___ DATA EXTRACT ___
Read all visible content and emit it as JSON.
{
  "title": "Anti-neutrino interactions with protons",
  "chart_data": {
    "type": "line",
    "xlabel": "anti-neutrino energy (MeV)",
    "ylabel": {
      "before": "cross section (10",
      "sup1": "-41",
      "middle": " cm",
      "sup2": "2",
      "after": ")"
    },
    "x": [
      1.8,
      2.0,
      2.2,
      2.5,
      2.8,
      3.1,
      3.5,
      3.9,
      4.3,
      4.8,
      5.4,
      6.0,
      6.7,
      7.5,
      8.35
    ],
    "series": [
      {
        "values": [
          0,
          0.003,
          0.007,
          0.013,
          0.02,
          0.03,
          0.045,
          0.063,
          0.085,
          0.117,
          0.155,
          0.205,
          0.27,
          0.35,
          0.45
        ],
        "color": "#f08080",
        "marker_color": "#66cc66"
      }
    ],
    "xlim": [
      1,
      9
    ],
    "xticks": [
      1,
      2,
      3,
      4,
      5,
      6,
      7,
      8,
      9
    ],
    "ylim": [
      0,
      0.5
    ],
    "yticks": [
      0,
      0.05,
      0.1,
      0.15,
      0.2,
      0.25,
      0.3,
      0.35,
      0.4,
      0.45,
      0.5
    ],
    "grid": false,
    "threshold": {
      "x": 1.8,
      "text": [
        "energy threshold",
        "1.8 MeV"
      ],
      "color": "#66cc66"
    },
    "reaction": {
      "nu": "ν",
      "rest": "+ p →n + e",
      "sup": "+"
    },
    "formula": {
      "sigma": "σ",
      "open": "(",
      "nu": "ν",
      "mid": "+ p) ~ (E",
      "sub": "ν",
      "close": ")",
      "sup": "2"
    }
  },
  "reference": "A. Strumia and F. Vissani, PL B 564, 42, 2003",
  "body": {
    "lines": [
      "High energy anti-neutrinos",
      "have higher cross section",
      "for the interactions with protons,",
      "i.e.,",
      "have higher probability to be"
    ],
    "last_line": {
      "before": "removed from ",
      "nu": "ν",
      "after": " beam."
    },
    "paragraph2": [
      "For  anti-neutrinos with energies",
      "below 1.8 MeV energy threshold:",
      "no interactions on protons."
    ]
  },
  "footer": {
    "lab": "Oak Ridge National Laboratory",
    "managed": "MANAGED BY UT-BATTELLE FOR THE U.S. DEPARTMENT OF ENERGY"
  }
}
___
• [YOUR GOAL]
Search the data above for the word "before", then gather each line in which it appears.

• [WORKED SOLUTION]
      "before": "cross section (10",
      "before": "removed from ",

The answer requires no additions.